- _Task statement_
Copy out the lines in the items below, from the line that contains "forum-icon [66, 538, 112, 584]" up to and including the line that contains "forum-name[interactable]: Feedback /".

— START OF Extracted data —

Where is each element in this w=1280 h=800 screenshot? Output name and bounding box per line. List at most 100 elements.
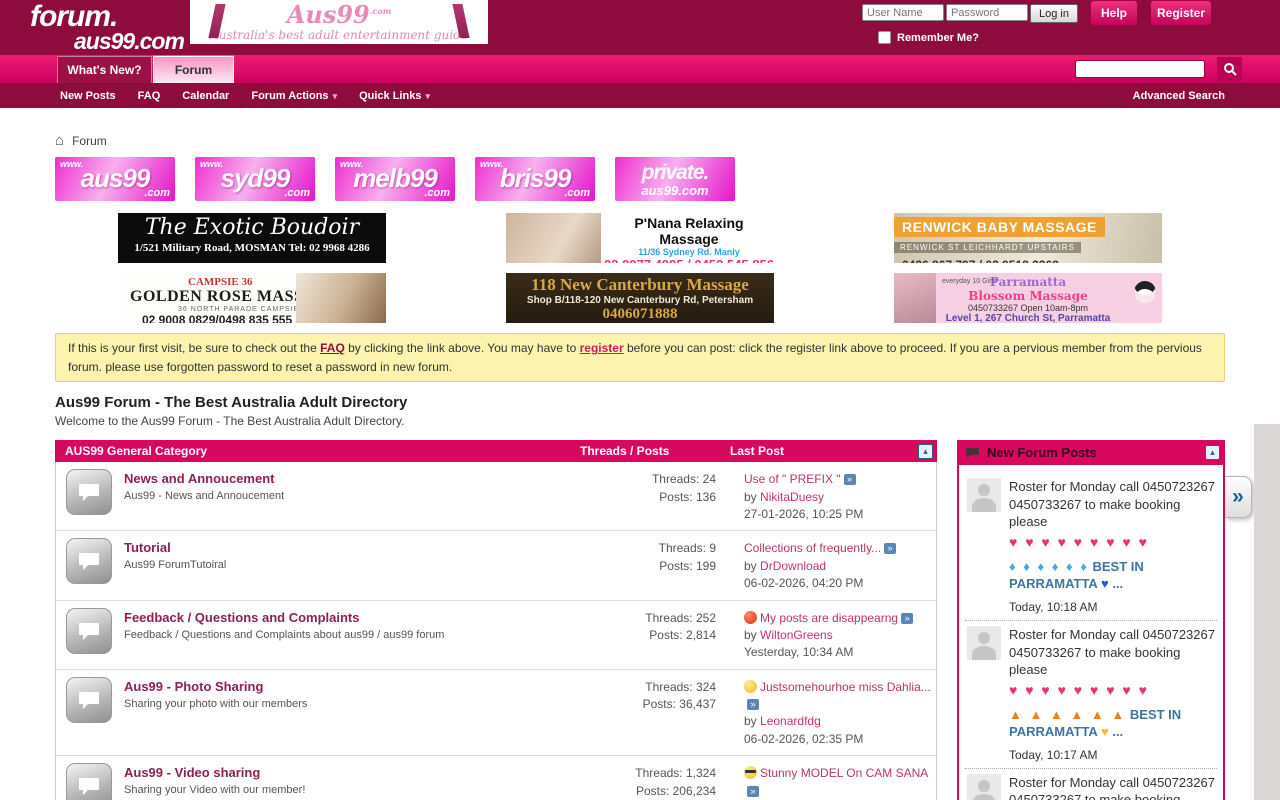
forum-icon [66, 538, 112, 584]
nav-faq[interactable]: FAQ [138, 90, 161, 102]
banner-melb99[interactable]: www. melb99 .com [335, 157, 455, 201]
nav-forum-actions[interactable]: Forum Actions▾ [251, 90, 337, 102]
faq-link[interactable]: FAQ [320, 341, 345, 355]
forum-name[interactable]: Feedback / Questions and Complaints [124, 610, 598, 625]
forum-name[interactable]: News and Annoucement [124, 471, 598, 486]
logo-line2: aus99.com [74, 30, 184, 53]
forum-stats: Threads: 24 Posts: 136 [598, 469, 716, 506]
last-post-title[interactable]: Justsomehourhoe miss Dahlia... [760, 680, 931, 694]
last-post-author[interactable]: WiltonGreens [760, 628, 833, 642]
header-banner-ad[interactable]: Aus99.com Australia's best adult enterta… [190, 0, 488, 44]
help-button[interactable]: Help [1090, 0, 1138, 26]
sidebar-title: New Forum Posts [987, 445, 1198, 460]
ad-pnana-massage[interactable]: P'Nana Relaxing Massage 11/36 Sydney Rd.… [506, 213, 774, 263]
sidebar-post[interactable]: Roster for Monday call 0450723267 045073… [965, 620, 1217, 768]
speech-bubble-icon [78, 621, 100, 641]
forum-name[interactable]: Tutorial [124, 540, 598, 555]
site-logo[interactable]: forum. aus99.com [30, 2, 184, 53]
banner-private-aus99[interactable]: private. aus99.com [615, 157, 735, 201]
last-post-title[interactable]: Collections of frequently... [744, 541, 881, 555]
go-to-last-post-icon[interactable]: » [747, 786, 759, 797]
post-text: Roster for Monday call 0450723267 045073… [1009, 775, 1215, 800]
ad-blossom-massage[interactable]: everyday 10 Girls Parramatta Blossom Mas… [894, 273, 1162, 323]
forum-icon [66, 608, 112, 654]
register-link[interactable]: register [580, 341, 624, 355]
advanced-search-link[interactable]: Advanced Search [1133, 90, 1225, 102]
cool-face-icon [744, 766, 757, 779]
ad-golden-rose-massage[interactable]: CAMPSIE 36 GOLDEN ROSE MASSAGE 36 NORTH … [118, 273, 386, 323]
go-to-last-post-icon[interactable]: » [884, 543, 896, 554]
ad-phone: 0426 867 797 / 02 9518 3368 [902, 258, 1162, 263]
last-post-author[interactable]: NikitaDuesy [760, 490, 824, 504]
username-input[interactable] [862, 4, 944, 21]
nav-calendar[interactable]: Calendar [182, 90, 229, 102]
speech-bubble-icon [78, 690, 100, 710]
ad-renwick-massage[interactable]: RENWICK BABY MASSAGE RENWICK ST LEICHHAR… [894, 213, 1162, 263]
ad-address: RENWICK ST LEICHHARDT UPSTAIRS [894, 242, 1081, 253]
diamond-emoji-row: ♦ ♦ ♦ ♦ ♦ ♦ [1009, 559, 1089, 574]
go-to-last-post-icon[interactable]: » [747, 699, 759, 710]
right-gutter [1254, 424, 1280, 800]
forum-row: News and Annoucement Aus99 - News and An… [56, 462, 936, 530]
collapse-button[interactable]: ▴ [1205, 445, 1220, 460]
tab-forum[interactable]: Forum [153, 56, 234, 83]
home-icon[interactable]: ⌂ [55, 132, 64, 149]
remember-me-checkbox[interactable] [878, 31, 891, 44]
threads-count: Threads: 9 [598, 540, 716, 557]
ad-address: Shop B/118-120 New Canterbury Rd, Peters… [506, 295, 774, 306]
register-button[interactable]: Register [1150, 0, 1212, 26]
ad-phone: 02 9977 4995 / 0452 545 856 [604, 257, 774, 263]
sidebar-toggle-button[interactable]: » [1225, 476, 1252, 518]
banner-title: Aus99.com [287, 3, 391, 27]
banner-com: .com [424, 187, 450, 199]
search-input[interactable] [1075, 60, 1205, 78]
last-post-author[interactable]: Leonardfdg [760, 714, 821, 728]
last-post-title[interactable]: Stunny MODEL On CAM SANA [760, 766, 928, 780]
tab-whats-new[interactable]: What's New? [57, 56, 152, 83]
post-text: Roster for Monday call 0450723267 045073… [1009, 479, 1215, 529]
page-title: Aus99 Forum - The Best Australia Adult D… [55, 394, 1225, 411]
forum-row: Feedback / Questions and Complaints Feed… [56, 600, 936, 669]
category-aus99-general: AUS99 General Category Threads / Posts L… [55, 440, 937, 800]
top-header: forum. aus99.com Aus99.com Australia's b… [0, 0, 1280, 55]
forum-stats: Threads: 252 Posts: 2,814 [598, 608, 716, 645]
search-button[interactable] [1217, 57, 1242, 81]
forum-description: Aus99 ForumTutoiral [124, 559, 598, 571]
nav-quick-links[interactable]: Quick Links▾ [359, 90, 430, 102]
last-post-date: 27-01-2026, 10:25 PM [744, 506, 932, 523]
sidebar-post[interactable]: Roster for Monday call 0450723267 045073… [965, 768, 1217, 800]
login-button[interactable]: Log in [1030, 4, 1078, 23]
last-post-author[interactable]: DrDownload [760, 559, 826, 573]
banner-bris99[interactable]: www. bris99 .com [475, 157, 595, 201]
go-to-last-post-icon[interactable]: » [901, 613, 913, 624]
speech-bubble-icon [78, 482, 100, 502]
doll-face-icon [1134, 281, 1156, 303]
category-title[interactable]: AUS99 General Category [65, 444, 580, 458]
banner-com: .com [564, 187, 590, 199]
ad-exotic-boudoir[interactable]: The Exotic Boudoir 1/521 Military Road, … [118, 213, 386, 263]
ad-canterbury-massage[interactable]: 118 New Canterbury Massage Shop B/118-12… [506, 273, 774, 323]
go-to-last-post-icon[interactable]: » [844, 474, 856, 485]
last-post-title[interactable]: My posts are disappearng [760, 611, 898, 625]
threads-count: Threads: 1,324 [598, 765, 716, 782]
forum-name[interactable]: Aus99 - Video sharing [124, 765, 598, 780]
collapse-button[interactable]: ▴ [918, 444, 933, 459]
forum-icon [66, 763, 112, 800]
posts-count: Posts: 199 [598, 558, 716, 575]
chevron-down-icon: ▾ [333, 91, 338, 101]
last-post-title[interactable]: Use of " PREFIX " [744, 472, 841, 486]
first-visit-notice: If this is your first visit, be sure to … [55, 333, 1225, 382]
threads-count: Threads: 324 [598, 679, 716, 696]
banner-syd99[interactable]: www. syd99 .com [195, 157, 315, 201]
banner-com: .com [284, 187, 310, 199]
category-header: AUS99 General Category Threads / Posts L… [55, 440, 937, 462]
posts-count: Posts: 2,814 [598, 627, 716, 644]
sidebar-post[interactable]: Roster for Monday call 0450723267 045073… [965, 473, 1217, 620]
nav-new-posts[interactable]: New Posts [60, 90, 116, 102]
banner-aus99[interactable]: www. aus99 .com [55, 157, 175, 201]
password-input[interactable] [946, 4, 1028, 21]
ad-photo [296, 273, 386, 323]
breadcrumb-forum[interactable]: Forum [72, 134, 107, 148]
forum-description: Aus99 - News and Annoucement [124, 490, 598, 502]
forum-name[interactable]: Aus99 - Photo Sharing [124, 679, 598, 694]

— END OF Extracted data —

- _Output for this task_
forum-icon [66, 538, 112, 584]
nav-faq[interactable]: FAQ [138, 90, 161, 102]
banner-melb99[interactable]: www. melb99 .com [335, 157, 455, 201]
nav-forum-actions[interactable]: Forum Actions▾ [251, 90, 337, 102]
faq-link[interactable]: FAQ [320, 341, 345, 355]
forum-name[interactable]: Feedback / Questions and Complaints [124, 610, 598, 625]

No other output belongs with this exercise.